> [To be done] Show each line of the data below that has the string "clients" in it.

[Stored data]
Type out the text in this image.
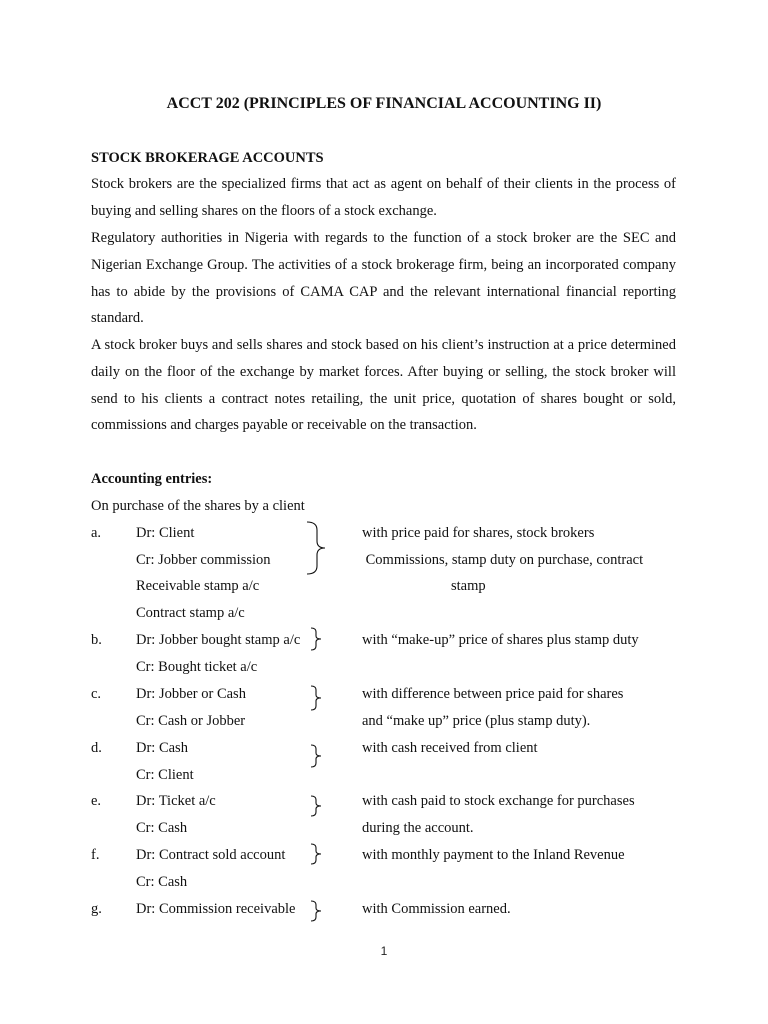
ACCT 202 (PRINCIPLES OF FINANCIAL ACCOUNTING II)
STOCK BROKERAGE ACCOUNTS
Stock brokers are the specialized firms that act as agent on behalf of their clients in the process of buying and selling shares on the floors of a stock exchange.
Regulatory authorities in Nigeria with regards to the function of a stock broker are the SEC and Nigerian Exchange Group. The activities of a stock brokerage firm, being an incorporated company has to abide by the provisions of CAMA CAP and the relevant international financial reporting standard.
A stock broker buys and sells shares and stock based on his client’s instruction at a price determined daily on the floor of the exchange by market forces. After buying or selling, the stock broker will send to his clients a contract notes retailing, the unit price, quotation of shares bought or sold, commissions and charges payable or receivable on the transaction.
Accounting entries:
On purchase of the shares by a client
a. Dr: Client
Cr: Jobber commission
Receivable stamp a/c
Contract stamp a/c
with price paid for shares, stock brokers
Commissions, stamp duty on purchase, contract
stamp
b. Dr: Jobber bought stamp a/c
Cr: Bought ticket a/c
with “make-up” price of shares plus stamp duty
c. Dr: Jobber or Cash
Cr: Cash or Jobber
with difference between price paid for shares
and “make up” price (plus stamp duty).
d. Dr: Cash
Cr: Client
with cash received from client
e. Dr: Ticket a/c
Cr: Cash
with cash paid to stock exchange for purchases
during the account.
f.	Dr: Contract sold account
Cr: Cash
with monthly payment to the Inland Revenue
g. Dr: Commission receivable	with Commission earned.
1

--

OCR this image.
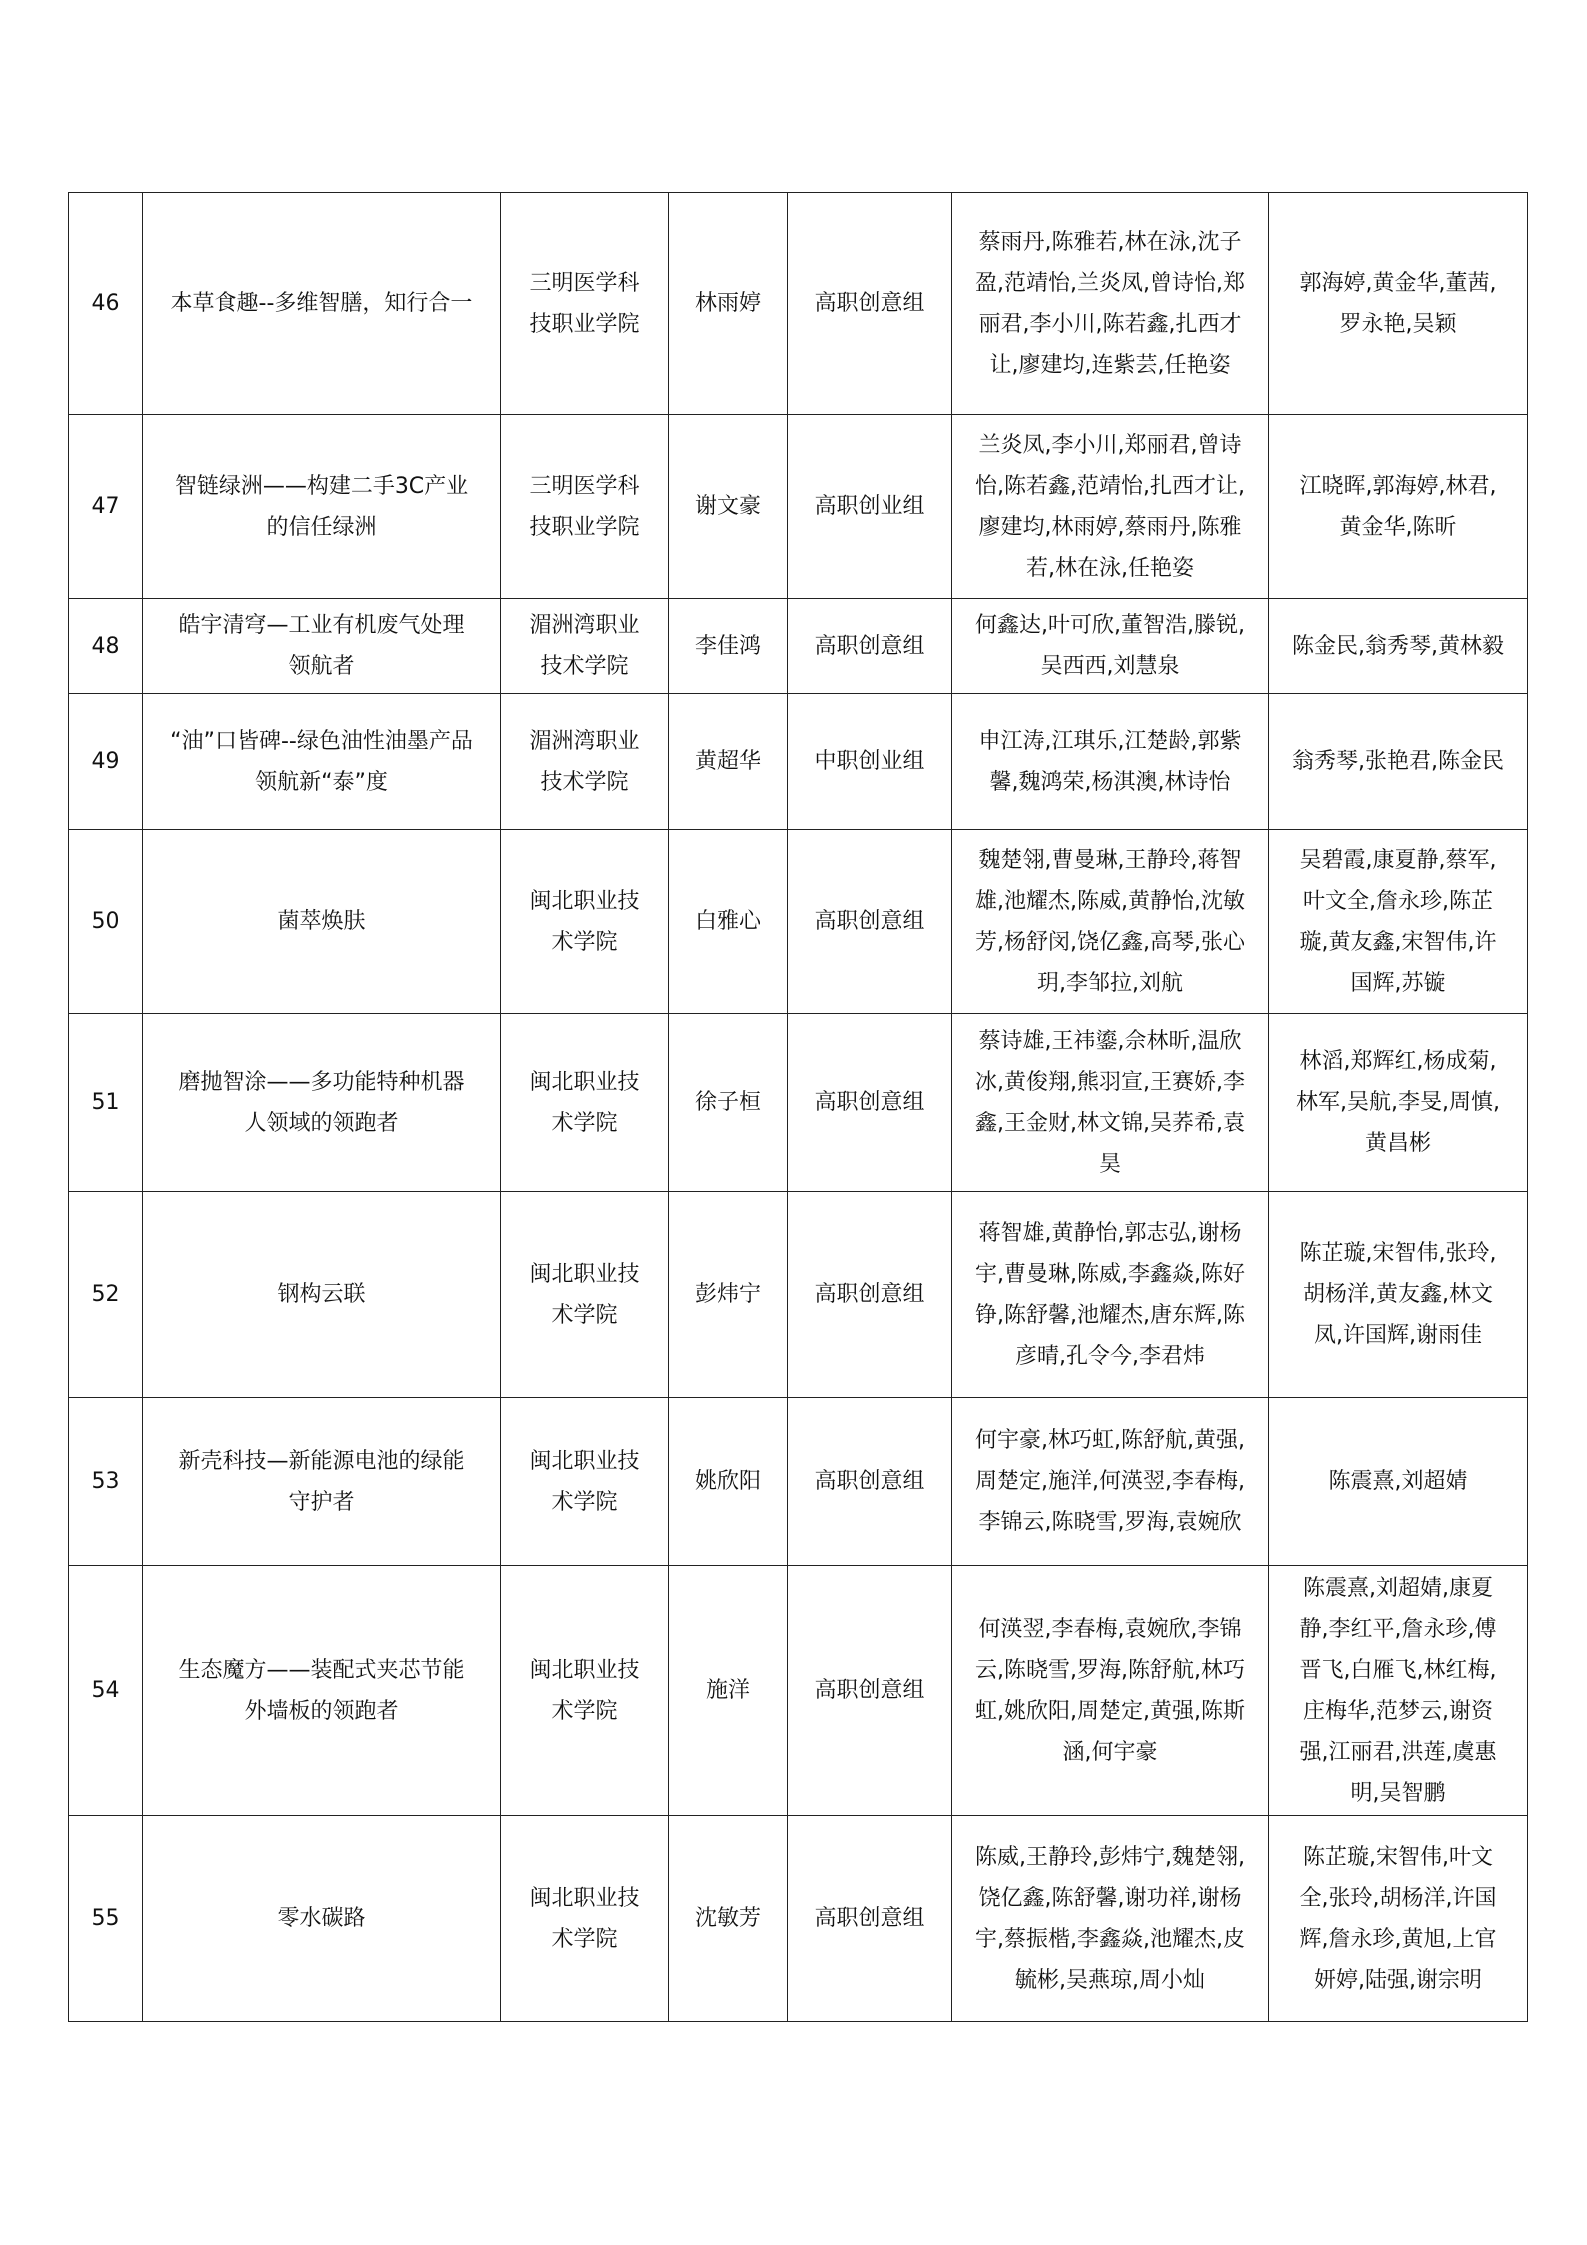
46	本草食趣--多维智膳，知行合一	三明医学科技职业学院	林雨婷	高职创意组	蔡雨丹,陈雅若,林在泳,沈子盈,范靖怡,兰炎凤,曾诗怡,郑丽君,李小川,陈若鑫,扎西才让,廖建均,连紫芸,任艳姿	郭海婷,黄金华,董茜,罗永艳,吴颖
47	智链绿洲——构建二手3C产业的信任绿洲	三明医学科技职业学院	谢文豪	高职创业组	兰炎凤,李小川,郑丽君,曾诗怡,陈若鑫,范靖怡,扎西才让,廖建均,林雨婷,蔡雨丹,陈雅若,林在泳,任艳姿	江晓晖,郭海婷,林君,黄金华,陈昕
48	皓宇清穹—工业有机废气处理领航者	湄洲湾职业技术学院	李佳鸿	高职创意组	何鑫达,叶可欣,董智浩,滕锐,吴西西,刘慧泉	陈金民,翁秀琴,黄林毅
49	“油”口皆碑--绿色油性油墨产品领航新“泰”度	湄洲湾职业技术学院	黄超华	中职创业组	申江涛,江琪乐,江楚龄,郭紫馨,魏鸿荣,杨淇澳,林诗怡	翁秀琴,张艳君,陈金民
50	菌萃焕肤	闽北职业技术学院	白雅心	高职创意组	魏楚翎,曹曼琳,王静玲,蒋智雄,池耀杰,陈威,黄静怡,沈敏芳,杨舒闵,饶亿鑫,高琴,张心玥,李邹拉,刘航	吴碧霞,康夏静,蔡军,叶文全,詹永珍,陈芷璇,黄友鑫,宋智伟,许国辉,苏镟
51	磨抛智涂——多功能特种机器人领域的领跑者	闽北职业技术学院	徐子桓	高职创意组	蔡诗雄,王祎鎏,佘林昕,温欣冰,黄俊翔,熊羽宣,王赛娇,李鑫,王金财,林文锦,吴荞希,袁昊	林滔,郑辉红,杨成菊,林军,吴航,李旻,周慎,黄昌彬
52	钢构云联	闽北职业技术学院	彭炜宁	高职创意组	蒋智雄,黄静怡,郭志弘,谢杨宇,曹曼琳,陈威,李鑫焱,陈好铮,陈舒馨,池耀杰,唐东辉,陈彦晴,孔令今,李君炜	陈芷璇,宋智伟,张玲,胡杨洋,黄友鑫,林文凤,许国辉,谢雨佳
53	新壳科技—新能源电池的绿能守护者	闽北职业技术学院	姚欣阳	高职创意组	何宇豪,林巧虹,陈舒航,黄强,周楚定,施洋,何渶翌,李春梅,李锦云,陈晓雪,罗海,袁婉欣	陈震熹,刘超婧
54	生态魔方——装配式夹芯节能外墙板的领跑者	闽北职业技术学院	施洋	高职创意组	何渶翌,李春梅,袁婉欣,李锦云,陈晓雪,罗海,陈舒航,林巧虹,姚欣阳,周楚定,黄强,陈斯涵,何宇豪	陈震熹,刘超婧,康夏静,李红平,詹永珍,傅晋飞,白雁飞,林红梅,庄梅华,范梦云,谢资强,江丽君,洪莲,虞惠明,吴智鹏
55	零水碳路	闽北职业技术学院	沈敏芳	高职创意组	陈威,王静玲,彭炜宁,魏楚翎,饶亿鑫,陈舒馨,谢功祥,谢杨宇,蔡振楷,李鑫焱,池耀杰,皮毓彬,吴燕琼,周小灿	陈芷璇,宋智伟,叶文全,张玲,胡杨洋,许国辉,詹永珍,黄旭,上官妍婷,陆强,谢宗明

* * *

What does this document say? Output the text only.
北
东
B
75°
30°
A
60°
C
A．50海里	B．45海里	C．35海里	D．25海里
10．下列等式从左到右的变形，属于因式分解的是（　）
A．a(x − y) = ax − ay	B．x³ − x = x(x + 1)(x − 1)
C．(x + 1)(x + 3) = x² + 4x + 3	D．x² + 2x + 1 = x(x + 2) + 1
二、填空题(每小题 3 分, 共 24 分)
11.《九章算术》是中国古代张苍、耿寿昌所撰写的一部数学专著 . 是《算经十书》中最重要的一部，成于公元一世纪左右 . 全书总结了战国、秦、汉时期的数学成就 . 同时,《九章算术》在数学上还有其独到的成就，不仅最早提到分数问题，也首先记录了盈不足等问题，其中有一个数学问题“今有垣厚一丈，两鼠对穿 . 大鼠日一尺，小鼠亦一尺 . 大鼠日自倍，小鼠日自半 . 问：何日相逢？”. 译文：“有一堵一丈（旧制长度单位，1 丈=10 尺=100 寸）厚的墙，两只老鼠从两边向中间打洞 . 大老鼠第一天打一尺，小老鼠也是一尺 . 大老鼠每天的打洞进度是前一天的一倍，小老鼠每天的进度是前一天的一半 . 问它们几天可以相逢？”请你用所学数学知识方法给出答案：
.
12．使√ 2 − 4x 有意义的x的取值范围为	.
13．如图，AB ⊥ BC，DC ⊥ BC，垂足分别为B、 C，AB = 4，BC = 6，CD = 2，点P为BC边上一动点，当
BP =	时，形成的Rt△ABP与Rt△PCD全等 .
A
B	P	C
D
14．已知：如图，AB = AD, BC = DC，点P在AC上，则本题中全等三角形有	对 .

> [Exercise output]
Stock brokers are the specialized firms that act as agent on behalf of their clients in the process of buying and selling shares on the floors of a stock exchange.
A stock broker buys and sells shares and stock based on his client’s instruction at a price determined daily on the floor of the exchange by market forces. After buying or selling, the stock broker will send to his clients a contract notes retailing, the unit price, quotation of shares bought or sold, commissions and charges payable or receivable on the transaction.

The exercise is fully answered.